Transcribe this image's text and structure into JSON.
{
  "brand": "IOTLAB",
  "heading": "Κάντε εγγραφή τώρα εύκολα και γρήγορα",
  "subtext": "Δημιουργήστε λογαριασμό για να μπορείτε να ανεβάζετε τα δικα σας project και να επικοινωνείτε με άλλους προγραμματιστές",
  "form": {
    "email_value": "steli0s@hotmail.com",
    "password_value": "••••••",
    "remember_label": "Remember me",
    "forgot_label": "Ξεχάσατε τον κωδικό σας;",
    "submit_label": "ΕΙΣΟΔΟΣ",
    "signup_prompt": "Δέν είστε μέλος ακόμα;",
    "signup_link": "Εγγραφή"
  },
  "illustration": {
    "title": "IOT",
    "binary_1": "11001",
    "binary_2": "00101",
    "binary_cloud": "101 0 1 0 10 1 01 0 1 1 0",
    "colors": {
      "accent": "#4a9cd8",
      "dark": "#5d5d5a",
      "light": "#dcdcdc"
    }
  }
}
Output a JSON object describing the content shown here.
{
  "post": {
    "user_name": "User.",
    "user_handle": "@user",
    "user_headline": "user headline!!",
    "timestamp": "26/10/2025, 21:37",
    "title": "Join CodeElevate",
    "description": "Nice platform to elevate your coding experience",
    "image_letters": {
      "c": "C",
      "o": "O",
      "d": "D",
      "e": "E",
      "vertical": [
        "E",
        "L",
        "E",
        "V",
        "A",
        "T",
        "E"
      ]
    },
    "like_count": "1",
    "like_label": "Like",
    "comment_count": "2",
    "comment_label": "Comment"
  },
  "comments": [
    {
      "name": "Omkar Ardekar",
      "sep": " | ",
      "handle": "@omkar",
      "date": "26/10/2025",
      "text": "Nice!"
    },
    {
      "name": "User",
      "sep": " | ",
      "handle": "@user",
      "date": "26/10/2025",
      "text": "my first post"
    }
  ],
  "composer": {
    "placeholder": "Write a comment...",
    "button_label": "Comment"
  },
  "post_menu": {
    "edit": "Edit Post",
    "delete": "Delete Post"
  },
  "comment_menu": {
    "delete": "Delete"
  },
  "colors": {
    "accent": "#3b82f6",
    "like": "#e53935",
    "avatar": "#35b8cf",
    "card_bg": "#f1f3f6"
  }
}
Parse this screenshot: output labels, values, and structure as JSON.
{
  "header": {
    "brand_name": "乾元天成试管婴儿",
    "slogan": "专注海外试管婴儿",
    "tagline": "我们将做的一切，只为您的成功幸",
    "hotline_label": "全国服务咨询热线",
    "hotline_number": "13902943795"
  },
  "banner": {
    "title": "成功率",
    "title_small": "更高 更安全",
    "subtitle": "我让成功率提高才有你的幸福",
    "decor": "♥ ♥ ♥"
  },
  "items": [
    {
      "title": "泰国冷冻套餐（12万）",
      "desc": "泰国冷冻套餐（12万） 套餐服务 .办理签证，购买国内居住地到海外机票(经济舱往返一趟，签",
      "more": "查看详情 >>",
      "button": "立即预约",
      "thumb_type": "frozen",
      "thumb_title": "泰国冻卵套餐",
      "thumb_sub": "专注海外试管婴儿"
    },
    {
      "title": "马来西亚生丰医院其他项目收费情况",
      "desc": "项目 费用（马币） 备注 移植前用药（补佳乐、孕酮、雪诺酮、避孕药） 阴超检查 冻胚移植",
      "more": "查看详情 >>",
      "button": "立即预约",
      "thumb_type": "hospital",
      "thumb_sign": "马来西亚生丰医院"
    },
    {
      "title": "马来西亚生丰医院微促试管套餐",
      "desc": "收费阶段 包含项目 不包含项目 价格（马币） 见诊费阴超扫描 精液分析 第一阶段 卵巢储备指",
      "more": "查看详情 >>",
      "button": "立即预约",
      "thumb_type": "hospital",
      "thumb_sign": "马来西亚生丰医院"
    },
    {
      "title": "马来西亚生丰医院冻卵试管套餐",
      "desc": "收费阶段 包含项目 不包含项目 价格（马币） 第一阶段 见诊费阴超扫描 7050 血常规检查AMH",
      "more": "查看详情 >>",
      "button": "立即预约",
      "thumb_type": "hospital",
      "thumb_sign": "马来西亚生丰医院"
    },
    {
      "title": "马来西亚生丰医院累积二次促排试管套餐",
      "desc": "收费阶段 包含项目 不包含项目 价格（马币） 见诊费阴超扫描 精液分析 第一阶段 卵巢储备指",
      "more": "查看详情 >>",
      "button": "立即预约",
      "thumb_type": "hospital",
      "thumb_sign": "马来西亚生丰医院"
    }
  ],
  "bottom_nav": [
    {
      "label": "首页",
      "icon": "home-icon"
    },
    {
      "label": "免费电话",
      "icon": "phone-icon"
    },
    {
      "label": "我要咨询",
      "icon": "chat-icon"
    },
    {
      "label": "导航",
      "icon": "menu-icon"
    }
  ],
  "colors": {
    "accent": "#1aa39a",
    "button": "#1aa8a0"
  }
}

################

● **WHAT IS REQUIRED**: Once more, set down the full listing, verbatim.

● **SOLUTION TO THIS EXERCISE**:
Transcribe this image's text and structure into JSON.
{
  "brand": "IOTLAB",
  "heading": "Κάντε εγγραφή τώρα εύκολα και γρήγορα",
  "subtext": "Δημιουργήστε λογαριασμό για να μπορείτε να ανεβάζετε τα δικα σας project και να επικοινωνείτε με άλλους προγραμματιστές",
  "form": {
    "email_value": "steli0s@hotmail.com",
    "password_value": "••••••",
    "remember_label": "Remember me",
    "forgot_label": "Ξεχάσατε τον κωδικό σας;",
    "submit_label": "ΕΙΣΟΔΟΣ",
    "signup_prompt": "Δέν είστε μέλος ακόμα;",
    "signup_link": "Εγγραφή"
  },
  "illustration": {
    "title": "IOT",
    "binary_1": "11001",
    "binary_2": "00101",
    "binary_cloud": "101 0 1 0 10 1 01 0 1 1 0",
    "colors": {
      "accent": "#4a9cd8",
      "dark": "#5d5d5a",
      "light": "#dcdcdc"
    }
  }
}
Output a JSON object describing the content shown here.
{
  "post": {
    "user_name": "User.",
    "user_handle": "@user",
    "user_headline": "user headline!!",
    "timestamp": "26/10/2025, 21:37",
    "title": "Join CodeElevate",
    "description": "Nice platform to elevate your coding experience",
    "image_letters": {
      "c": "C",
      "o": "O",
      "d": "D",
      "e": "E",
      "vertical": [
        "E",
        "L",
        "E",
        "V",
        "A",
        "T",
        "E"
      ]
    },
    "like_count": "1",
    "like_label": "Like",
    "comment_count": "2",
    "comment_label": "Comment"
  },
  "comments": [
    {
      "name": "Omkar Ardekar",
      "sep": " | ",
      "handle": "@omkar",
      "date": "26/10/2025",
      "text": "Nice!"
    },
    {
      "name": "User",
      "sep": " | ",
      "handle": "@user",
      "date": "26/10/2025",
      "text": "my first post"
    }
  ],
  "composer": {
    "placeholder": "Write a comment...",
    "button_label": "Comment"
  },
  "post_menu": {
    "edit": "Edit Post",
    "delete": "Delete Post"
  },
  "comment_menu": {
    "delete": "Delete"
  },
  "colors": {
    "accent": "#3b82f6",
    "like": "#e53935",
    "avatar": "#35b8cf",
    "card_bg": "#f1f3f6"
  }
}
Parse this screenshot: output labels, values, and structure as JSON.
{
  "header": {
    "brand_name": "乾元天成试管婴儿",
    "slogan": "专注海外试管婴儿",
    "tagline": "我们将做的一切，只为您的成功幸",
    "hotline_label": "全国服务咨询热线",
    "hotline_number": "13902943795"
  },
  "banner": {
    "title": "成功率",
    "title_small": "更高 更安全",
    "subtitle": "我让成功率提高才有你的幸福",
    "decor": "♥ ♥ ♥"
  },
  "items": [
    {
      "title": "泰国冷冻套餐（12万）",
      "desc": "泰国冷冻套餐（12万） 套餐服务 .办理签证，购买国内居住地到海外机票(经济舱往返一趟，签",
      "more": "查看详情 >>",
      "button": "立即预约",
      "thumb_type": "frozen",
      "thumb_title": "泰国冻卵套餐",
      "thumb_sub": "专注海外试管婴儿"
    },
    {
      "title": "马来西亚生丰医院其他项目收费情况",
      "desc": "项目 费用（马币） 备注 移植前用药（补佳乐、孕酮、雪诺酮、避孕药） 阴超检查 冻胚移植",
      "more": "查看详情 >>",
      "button": "立即预约",
      "thumb_type": "hospital",
      "thumb_sign": "马来西亚生丰医院"
    },
    {
      "title": "马来西亚生丰医院微促试管套餐",
      "desc": "收费阶段 包含项目 不包含项目 价格（马币） 见诊费阴超扫描 精液分析 第一阶段 卵巢储备指",
      "more": "查看详情 >>",
      "button": "立即预约",
      "thumb_type": "hospital",
      "thumb_sign": "马来西亚生丰医院"
    },
    {
      "title": "马来西亚生丰医院冻卵试管套餐",
      "desc": "收费阶段 包含项目 不包含项目 价格（马币） 第一阶段 见诊费阴超扫描 7050 血常规检查AMH",
      "more": "查看详情 >>",
      "button": "立即预约",
      "thumb_type": "hospital",
      "thumb_sign": "马来西亚生丰医院"
    },
    {
      "title": "马来西亚生丰医院累积二次促排试管套餐",
      "desc": "收费阶段 包含项目 不包含项目 价格（马币） 见诊费阴超扫描 精液分析 第一阶段 卵巢储备指",
      "more": "查看详情 >>",
      "button": "立即预约",
      "thumb_type": "hospital",
      "thumb_sign": "马来西亚生丰医院"
    }
  ],
  "bottom_nav": [
    {
      "label": "首页",
      "icon": "home-icon"
    },
    {
      "label": "免费电话",
      "icon": "phone-icon"
    },
    {
      "label": "我要咨询",
      "icon": "chat-icon"
    },
    {
      "label": "导航",
      "icon": "menu-icon"
    }
  ],
  "colors": {
    "accent": "#1aa39a",
    "button": "#1aa8a0"
  }
}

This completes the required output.